[Figure collection entries]

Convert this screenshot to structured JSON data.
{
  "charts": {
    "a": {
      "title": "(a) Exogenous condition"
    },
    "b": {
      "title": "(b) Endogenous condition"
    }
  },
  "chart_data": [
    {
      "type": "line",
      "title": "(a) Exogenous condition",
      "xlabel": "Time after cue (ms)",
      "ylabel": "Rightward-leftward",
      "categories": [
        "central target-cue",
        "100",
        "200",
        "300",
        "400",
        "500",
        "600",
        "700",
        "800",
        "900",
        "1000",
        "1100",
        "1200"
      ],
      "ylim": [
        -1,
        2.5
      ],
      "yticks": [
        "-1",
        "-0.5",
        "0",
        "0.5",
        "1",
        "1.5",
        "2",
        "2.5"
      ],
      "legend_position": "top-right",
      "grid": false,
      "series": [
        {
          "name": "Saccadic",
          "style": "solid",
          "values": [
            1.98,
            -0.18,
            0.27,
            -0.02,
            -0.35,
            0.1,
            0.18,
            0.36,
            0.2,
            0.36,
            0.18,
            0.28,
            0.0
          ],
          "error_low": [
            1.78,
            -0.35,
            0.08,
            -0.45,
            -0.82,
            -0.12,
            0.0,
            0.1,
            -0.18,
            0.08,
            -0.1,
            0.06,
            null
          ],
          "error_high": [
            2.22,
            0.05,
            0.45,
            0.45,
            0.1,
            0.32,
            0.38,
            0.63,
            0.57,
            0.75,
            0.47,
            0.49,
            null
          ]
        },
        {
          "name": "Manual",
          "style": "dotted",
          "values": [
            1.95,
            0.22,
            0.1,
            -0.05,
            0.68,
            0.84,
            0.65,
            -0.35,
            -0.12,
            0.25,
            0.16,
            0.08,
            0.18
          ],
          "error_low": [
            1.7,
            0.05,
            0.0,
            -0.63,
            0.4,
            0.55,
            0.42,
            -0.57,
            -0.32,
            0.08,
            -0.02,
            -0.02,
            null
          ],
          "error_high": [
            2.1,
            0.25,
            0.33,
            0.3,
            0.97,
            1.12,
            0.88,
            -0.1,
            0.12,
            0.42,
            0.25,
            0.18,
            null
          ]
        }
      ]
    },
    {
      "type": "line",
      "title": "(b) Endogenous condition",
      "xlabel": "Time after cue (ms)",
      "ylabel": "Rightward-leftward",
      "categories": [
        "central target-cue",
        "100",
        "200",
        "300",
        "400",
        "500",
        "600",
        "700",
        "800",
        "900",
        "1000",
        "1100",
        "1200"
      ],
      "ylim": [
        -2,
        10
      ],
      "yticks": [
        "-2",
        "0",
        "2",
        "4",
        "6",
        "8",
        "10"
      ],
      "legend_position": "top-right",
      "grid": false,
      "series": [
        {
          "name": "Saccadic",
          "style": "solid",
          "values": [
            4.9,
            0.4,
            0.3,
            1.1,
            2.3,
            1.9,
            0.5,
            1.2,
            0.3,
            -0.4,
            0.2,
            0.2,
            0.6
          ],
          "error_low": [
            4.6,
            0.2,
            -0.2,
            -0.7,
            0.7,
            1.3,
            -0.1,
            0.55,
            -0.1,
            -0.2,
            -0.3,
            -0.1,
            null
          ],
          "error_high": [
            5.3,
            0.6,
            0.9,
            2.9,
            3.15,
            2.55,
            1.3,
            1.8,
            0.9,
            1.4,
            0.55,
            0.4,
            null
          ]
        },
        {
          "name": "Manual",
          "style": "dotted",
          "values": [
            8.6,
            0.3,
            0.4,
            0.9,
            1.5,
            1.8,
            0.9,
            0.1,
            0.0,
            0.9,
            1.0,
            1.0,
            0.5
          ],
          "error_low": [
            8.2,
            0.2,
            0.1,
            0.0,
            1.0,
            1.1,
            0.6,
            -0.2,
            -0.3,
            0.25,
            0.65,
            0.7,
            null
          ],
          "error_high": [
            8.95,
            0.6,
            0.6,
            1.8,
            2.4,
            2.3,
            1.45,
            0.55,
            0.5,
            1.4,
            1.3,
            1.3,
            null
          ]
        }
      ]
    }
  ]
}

Task objective:
Please reproduce each record precisely as written.

Exercise response:
Convert this screenshot to structured JSON data.
{
  "charts": {
    "a": {
      "title": "(a) Exogenous condition"
    },
    "b": {
      "title": "(b) Endogenous condition"
    }
  },
  "chart_data": [
    {
      "type": "line",
      "title": "(a) Exogenous condition",
      "xlabel": "Time after cue (ms)",
      "ylabel": "Rightward-leftward",
      "categories": [
        "central target-cue",
        "100",
        "200",
        "300",
        "400",
        "500",
        "600",
        "700",
        "800",
        "900",
        "1000",
        "1100",
        "1200"
      ],
      "ylim": [
        -1,
        2.5
      ],
      "yticks": [
        "-1",
        "-0.5",
        "0",
        "0.5",
        "1",
        "1.5",
        "2",
        "2.5"
      ],
      "legend_position": "top-right",
      "grid": false,
      "series": [
        {
          "name": "Saccadic",
          "style": "solid",
          "values": [
            1.98,
            -0.18,
            0.27,
            -0.02,
            -0.35,
            0.1,
            0.18,
            0.36,
            0.2,
            0.36,
            0.18,
            0.28,
            0.0
          ],
          "error_low": [
            1.78,
            -0.35,
            0.08,
            -0.45,
            -0.82,
            -0.12,
            0.0,
            0.1,
            -0.18,
            0.08,
            -0.1,
            0.06,
            null
          ],
          "error_high": [
            2.22,
            0.05,
            0.45,
            0.45,
            0.1,
            0.32,
            0.38,
            0.63,
            0.57,
            0.75,
            0.47,
            0.49,
            null
          ]
        },
        {
          "name": "Manual",
          "style": "dotted",
          "values": [
            1.95,
            0.22,
            0.1,
            -0.05,
            0.68,
            0.84,
            0.65,
            -0.35,
            -0.12,
            0.25,
            0.16,
            0.08,
            0.18
          ],
          "error_low": [
            1.7,
            0.05,
            0.0,
            -0.63,
            0.4,
            0.55,
            0.42,
            -0.57,
            -0.32,
            0.08,
            -0.02,
            -0.02,
            null
          ],
          "error_high": [
            2.1,
            0.25,
            0.33,
            0.3,
            0.97,
            1.12,
            0.88,
            -0.1,
            0.12,
            0.42,
            0.25,
            0.18,
            null
          ]
        }
      ]
    },
    {
      "type": "line",
      "title": "(b) Endogenous condition",
      "xlabel": "Time after cue (ms)",
      "ylabel": "Rightward-leftward",
      "categories": [
        "central target-cue",
        "100",
        "200",
        "300",
        "400",
        "500",
        "600",
        "700",
        "800",
        "900",
        "1000",
        "1100",
        "1200"
      ],
      "ylim": [
        -2,
        10
      ],
      "yticks": [
        "-2",
        "0",
        "2",
        "4",
        "6",
        "8",
        "10"
      ],
      "legend_position": "top-right",
      "grid": false,
      "series": [
        {
          "name": "Saccadic",
          "style": "solid",
          "values": [
            4.9,
            0.4,
            0.3,
            1.1,
            2.3,
            1.9,
            0.5,
            1.2,
            0.3,
            -0.4,
            0.2,
            0.2,
            0.6
          ],
          "error_low": [
            4.6,
            0.2,
            -0.2,
            -0.7,
            0.7,
            1.3,
            -0.1,
            0.55,
            -0.1,
            -0.2,
            -0.3,
            -0.1,
            null
          ],
          "error_high": [
            5.3,
            0.6,
            0.9,
            2.9,
            3.15,
            2.55,
            1.3,
            1.8,
            0.9,
            1.4,
            0.55,
            0.4,
            null
          ]
        },
        {
          "name": "Manual",
          "style": "dotted",
          "values": [
            8.6,
            0.3,
            0.4,
            0.9,
            1.5,
            1.8,
            0.9,
            0.1,
            0.0,
            0.9,
            1.0,
            1.0,
            0.5
          ],
          "error_low": [
            8.2,
            0.2,
            0.1,
            0.0,
            1.0,
            1.1,
            0.6,
            -0.2,
            -0.3,
            0.25,
            0.65,
            0.7,
            null
          ],
          "error_high": [
            8.95,
            0.6,
            0.6,
            1.8,
            2.4,
            2.3,
            1.45,
            0.55,
            0.5,
            1.4,
            1.3,
            1.3,
            null
          ]
        }
      ]
    }
  ]
}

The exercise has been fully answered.